Can you restate the records below word for word?

(Data entries)
= = = = =

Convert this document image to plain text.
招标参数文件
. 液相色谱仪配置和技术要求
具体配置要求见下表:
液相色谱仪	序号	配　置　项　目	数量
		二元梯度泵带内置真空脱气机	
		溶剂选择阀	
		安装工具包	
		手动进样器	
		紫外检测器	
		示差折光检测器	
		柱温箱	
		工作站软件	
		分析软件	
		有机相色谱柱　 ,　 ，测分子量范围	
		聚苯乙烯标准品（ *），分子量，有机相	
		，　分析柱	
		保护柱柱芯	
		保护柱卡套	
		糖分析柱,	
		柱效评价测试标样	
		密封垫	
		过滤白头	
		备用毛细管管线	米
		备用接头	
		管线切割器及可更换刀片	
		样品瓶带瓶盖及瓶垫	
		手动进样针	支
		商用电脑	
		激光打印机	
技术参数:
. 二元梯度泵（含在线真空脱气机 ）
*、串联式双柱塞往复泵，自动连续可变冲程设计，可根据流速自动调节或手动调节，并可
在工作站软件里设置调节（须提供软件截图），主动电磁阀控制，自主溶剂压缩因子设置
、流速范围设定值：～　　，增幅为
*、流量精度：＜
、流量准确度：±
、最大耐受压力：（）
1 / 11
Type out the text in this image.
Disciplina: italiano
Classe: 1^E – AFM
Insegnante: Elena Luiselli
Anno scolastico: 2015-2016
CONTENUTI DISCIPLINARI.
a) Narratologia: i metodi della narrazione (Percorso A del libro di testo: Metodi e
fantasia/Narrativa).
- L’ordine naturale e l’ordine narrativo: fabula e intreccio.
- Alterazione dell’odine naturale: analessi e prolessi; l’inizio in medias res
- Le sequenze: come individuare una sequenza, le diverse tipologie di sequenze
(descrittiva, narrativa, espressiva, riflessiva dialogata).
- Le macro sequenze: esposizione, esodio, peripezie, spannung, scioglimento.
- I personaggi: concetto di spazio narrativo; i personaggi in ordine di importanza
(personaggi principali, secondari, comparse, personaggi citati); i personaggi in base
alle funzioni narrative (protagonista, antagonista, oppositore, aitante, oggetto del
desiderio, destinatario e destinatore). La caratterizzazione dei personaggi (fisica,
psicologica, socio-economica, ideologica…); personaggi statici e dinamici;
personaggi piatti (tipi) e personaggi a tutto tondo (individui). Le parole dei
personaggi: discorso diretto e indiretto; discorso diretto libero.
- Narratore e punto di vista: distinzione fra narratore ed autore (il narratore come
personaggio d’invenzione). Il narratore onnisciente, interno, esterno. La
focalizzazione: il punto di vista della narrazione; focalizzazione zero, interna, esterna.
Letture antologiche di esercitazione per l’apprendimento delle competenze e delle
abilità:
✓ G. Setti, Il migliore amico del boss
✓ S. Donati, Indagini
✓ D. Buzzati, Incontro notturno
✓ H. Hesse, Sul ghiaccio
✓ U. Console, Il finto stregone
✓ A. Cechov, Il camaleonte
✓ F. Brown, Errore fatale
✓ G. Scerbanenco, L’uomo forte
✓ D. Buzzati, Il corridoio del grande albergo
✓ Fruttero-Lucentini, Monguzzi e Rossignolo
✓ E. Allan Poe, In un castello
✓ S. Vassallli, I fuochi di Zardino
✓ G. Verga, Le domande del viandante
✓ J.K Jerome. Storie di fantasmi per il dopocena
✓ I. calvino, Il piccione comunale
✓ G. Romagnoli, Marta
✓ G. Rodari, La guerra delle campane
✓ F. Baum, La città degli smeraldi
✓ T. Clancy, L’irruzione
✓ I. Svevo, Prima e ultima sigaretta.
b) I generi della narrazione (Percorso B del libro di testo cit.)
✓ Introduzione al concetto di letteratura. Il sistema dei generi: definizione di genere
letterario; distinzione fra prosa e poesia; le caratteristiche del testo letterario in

= = = = =

CORRECT OUTPUT:
Convert this document image to plain text.
招标参数文件
. 液相色谱仪配置和技术要求
具体配置要求见下表:
液相色谱仪	序号	配　置　项　目	数量
		二元梯度泵带内置真空脱气机	
		溶剂选择阀	
		安装工具包	
		手动进样器	
		紫外检测器	
		示差折光检测器	
		柱温箱	
		工作站软件	
		分析软件	
		有机相色谱柱　 ,　 ，测分子量范围	
		聚苯乙烯标准品（ *），分子量，有机相	
		，　分析柱	
		保护柱柱芯	
		保护柱卡套	
		糖分析柱,	
		柱效评价测试标样	
		密封垫	
		过滤白头	
		备用毛细管管线	米
		备用接头	
		管线切割器及可更换刀片	
		样品瓶带瓶盖及瓶垫	
		手动进样针	支
		商用电脑	
		激光打印机	
技术参数:
. 二元梯度泵（含在线真空脱气机 ）
*、串联式双柱塞往复泵，自动连续可变冲程设计，可根据流速自动调节或手动调节，并可
在工作站软件里设置调节（须提供软件截图），主动电磁阀控制，自主溶剂压缩因子设置
、流速范围设定值：～　　，增幅为
*、流量精度：＜
、流量准确度：±
、最大耐受压力：（）
1 / 11
Type out the text in this image.
Disciplina: italiano
Classe: 1^E – AFM
Insegnante: Elena Luiselli
Anno scolastico: 2015-2016
CONTENUTI DISCIPLINARI.
a) Narratologia: i metodi della narrazione (Percorso A del libro di testo: Metodi e
fantasia/Narrativa).
- L’ordine naturale e l’ordine narrativo: fabula e intreccio.
- Alterazione dell’odine naturale: analessi e prolessi; l’inizio in medias res
- Le sequenze: come individuare una sequenza, le diverse tipologie di sequenze
(descrittiva, narrativa, espressiva, riflessiva dialogata).
- Le macro sequenze: esposizione, esodio, peripezie, spannung, scioglimento.
- I personaggi: concetto di spazio narrativo; i personaggi in ordine di importanza
(personaggi principali, secondari, comparse, personaggi citati); i personaggi in base
alle funzioni narrative (protagonista, antagonista, oppositore, aitante, oggetto del
desiderio, destinatario e destinatore). La caratterizzazione dei personaggi (fisica,
psicologica, socio-economica, ideologica…); personaggi statici e dinamici;
personaggi piatti (tipi) e personaggi a tutto tondo (individui). Le parole dei
personaggi: discorso diretto e indiretto; discorso diretto libero.
- Narratore e punto di vista: distinzione fra narratore ed autore (il narratore come
personaggio d’invenzione). Il narratore onnisciente, interno, esterno. La
focalizzazione: il punto di vista della narrazione; focalizzazione zero, interna, esterna.
Letture antologiche di esercitazione per l’apprendimento delle competenze e delle
abilità:
✓ G. Setti, Il migliore amico del boss
✓ S. Donati, Indagini
✓ D. Buzzati, Incontro notturno
✓ H. Hesse, Sul ghiaccio
✓ U. Console, Il finto stregone
✓ A. Cechov, Il camaleonte
✓ F. Brown, Errore fatale
✓ G. Scerbanenco, L’uomo forte
✓ D. Buzzati, Il corridoio del grande albergo
✓ Fruttero-Lucentini, Monguzzi e Rossignolo
✓ E. Allan Poe, In un castello
✓ S. Vassallli, I fuochi di Zardino
✓ G. Verga, Le domande del viandante
✓ J.K Jerome. Storie di fantasmi per il dopocena
✓ I. calvino, Il piccione comunale
✓ G. Romagnoli, Marta
✓ G. Rodari, La guerra delle campane
✓ F. Baum, La città degli smeraldi
✓ T. Clancy, L’irruzione
✓ I. Svevo, Prima e ultima sigaretta.
b) I generi della narrazione (Percorso B del libro di testo cit.)
✓ Introduzione al concetto di letteratura. Il sistema dei generi: definizione di genere
letterario; distinzione fra prosa e poesia; le caratteristiche del testo letterario in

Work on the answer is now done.